RAW RECORDS:
════════

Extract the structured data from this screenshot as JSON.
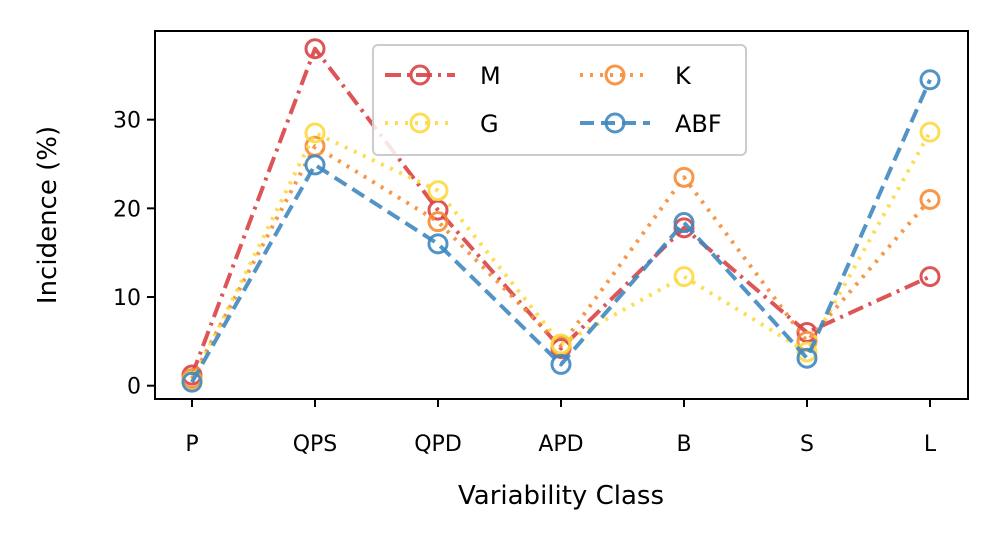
{
  "chart_data": {
    "type": "line",
    "xlabel": "Variability Class",
    "ylabel": "Incidence (%)",
    "categories": [
      "P",
      "QPS",
      "QPD",
      "APD",
      "B",
      "S",
      "L"
    ],
    "ylim": [
      -1.5,
      40
    ],
    "yticks": [
      0,
      10,
      20,
      30
    ],
    "grid": false,
    "legend": {
      "placement": "top-center",
      "columns": 2
    },
    "series": [
      {
        "name": "M",
        "values": [
          1.2,
          38.0,
          19.8,
          4.2,
          17.8,
          6.0,
          12.3
        ],
        "color": "#d94345",
        "dash": "dashdot"
      },
      {
        "name": "K",
        "values": [
          0.8,
          27.0,
          18.5,
          4.5,
          23.5,
          5.0,
          21.0
        ],
        "color": "#f58c35",
        "dash": "dotted"
      },
      {
        "name": "G",
        "values": [
          0.5,
          28.5,
          22.0,
          4.7,
          12.3,
          3.8,
          28.6
        ],
        "color": "#fcd940",
        "dash": "dotted"
      },
      {
        "name": "ABF",
        "values": [
          0.4,
          24.9,
          16.0,
          2.4,
          18.4,
          3.1,
          34.5
        ],
        "color": "#3f88c0",
        "dash": "dashed"
      }
    ]
  }
}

════════

TASK: Quote the preceding listing precisely and completely, omitting its images.

EXERCISE OUTPUT:
Extract the structured data from this screenshot as JSON.
{
  "chart_data": {
    "type": "line",
    "xlabel": "Variability Class",
    "ylabel": "Incidence (%)",
    "categories": [
      "P",
      "QPS",
      "QPD",
      "APD",
      "B",
      "S",
      "L"
    ],
    "ylim": [
      -1.5,
      40
    ],
    "yticks": [
      0,
      10,
      20,
      30
    ],
    "grid": false,
    "legend": {
      "placement": "top-center",
      "columns": 2
    },
    "series": [
      {
        "name": "M",
        "values": [
          1.2,
          38.0,
          19.8,
          4.2,
          17.8,
          6.0,
          12.3
        ],
        "color": "#d94345",
        "dash": "dashdot"
      },
      {
        "name": "K",
        "values": [
          0.8,
          27.0,
          18.5,
          4.5,
          23.5,
          5.0,
          21.0
        ],
        "color": "#f58c35",
        "dash": "dotted"
      },
      {
        "name": "G",
        "values": [
          0.5,
          28.5,
          22.0,
          4.7,
          12.3,
          3.8,
          28.6
        ],
        "color": "#fcd940",
        "dash": "dotted"
      },
      {
        "name": "ABF",
        "values": [
          0.4,
          24.9,
          16.0,
          2.4,
          18.4,
          3.1,
          34.5
        ],
        "color": "#3f88c0",
        "dash": "dashed"
      }
    ]
  }
}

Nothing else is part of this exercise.